Written exercise
Reproduce each line of the material exactly, minus any picture.

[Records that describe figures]
☆ ☆ ☆ ☆ ☆

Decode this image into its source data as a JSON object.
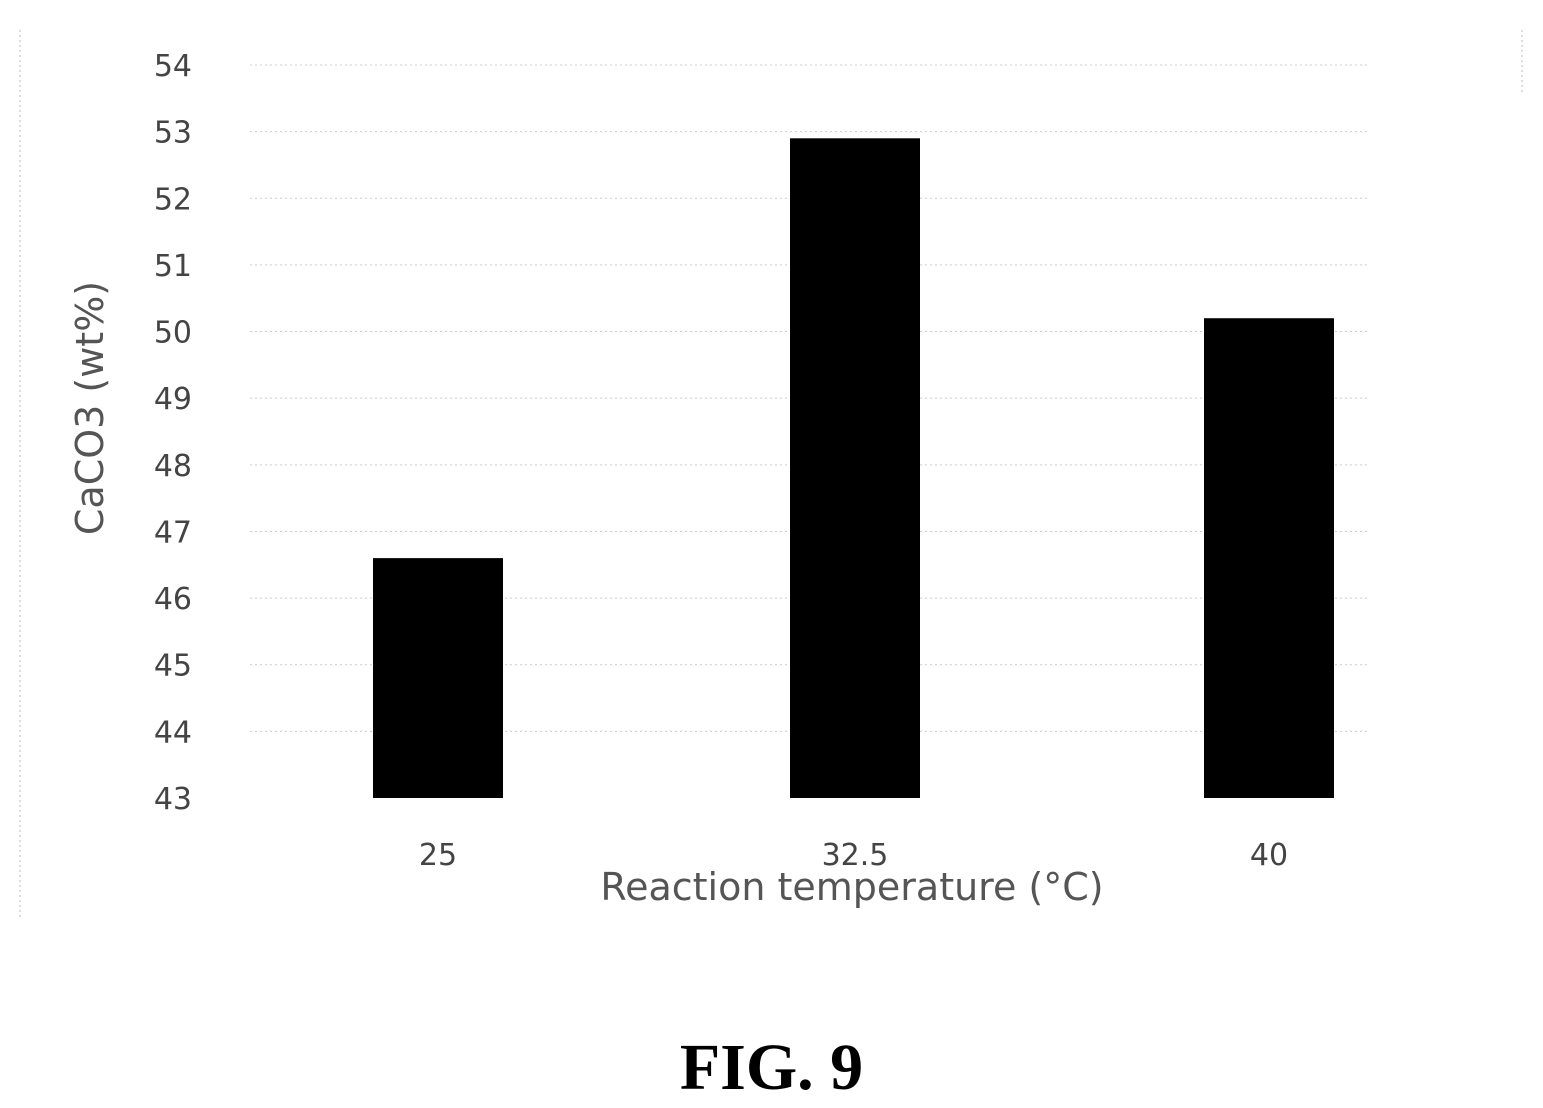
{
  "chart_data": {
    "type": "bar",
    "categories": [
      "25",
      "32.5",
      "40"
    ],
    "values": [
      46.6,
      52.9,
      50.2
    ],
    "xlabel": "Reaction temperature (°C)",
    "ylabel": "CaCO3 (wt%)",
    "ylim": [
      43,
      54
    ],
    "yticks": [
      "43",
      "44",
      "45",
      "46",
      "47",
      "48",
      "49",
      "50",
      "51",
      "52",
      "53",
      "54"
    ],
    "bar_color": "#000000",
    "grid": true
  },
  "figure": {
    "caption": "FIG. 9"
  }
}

☆ ☆ ☆ ☆ ☆

Complete output
Decode this image into its source data as a JSON object.
{
  "chart_data": {
    "type": "bar",
    "categories": [
      "25",
      "32.5",
      "40"
    ],
    "values": [
      46.6,
      52.9,
      50.2
    ],
    "xlabel": "Reaction temperature (°C)",
    "ylabel": "CaCO3 (wt%)",
    "ylim": [
      43,
      54
    ],
    "yticks": [
      "43",
      "44",
      "45",
      "46",
      "47",
      "48",
      "49",
      "50",
      "51",
      "52",
      "53",
      "54"
    ],
    "bar_color": "#000000",
    "grid": true
  },
  "figure": {
    "caption": "FIG. 9"
  }
}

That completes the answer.